+++ Data records

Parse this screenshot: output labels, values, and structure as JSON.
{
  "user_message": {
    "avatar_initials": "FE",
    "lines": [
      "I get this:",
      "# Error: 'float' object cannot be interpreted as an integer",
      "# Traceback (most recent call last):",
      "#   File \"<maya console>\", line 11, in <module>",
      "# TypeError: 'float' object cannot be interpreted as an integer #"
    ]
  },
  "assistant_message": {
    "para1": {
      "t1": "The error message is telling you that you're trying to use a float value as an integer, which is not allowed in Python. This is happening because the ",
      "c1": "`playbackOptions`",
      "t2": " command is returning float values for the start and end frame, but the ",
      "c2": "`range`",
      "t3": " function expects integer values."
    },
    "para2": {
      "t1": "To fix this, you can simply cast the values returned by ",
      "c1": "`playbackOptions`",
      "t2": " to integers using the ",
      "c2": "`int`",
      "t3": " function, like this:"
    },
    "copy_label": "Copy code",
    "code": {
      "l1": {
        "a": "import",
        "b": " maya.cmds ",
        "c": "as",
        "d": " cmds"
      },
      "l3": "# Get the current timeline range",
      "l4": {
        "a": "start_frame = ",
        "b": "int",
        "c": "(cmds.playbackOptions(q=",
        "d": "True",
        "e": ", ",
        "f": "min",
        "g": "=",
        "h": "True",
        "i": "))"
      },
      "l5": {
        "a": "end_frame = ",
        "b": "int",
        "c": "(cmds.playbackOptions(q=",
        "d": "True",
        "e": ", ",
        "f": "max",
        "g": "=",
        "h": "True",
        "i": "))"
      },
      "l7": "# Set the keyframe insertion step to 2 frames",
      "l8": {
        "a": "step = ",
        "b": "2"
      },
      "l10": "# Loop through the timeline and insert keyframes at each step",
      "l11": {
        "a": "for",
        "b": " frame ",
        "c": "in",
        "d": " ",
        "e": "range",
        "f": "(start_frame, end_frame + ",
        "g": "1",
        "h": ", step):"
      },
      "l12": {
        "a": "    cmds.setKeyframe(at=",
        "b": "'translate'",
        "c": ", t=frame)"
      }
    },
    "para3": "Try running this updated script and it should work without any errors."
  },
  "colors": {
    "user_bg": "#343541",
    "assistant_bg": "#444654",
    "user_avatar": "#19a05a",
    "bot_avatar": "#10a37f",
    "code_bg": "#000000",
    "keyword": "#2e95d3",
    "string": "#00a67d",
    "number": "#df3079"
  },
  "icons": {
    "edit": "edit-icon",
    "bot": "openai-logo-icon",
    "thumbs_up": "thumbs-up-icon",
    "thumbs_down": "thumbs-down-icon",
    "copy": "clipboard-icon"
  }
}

++++++

* The request *
Copy out every line of the data above, exactly as given.

* Result of this task *
Parse this screenshot: output labels, values, and structure as JSON.
{
  "user_message": {
    "avatar_initials": "FE",
    "lines": [
      "I get this:",
      "# Error: 'float' object cannot be interpreted as an integer",
      "# Traceback (most recent call last):",
      "#   File \"<maya console>\", line 11, in <module>",
      "# TypeError: 'float' object cannot be interpreted as an integer #"
    ]
  },
  "assistant_message": {
    "para1": {
      "t1": "The error message is telling you that you're trying to use a float value as an integer, which is not allowed in Python. This is happening because the ",
      "c1": "`playbackOptions`",
      "t2": " command is returning float values for the start and end frame, but the ",
      "c2": "`range`",
      "t3": " function expects integer values."
    },
    "para2": {
      "t1": "To fix this, you can simply cast the values returned by ",
      "c1": "`playbackOptions`",
      "t2": " to integers using the ",
      "c2": "`int`",
      "t3": " function, like this:"
    },
    "copy_label": "Copy code",
    "code": {
      "l1": {
        "a": "import",
        "b": " maya.cmds ",
        "c": "as",
        "d": " cmds"
      },
      "l3": "# Get the current timeline range",
      "l4": {
        "a": "start_frame = ",
        "b": "int",
        "c": "(cmds.playbackOptions(q=",
        "d": "True",
        "e": ", ",
        "f": "min",
        "g": "=",
        "h": "True",
        "i": "))"
      },
      "l5": {
        "a": "end_frame = ",
        "b": "int",
        "c": "(cmds.playbackOptions(q=",
        "d": "True",
        "e": ", ",
        "f": "max",
        "g": "=",
        "h": "True",
        "i": "))"
      },
      "l7": "# Set the keyframe insertion step to 2 frames",
      "l8": {
        "a": "step = ",
        "b": "2"
      },
      "l10": "# Loop through the timeline and insert keyframes at each step",
      "l11": {
        "a": "for",
        "b": " frame ",
        "c": "in",
        "d": " ",
        "e": "range",
        "f": "(start_frame, end_frame + ",
        "g": "1",
        "h": ", step):"
      },
      "l12": {
        "a": "    cmds.setKeyframe(at=",
        "b": "'translate'",
        "c": ", t=frame)"
      }
    },
    "para3": "Try running this updated script and it should work without any errors."
  },
  "colors": {
    "user_bg": "#343541",
    "assistant_bg": "#444654",
    "user_avatar": "#19a05a",
    "bot_avatar": "#10a37f",
    "code_bg": "#000000",
    "keyword": "#2e95d3",
    "string": "#00a67d",
    "number": "#df3079"
  },
  "icons": {
    "edit": "edit-icon",
    "bot": "openai-logo-icon",
    "thumbs_up": "thumbs-up-icon",
    "thumbs_down": "thumbs-down-icon",
    "copy": "clipboard-icon"
  }
}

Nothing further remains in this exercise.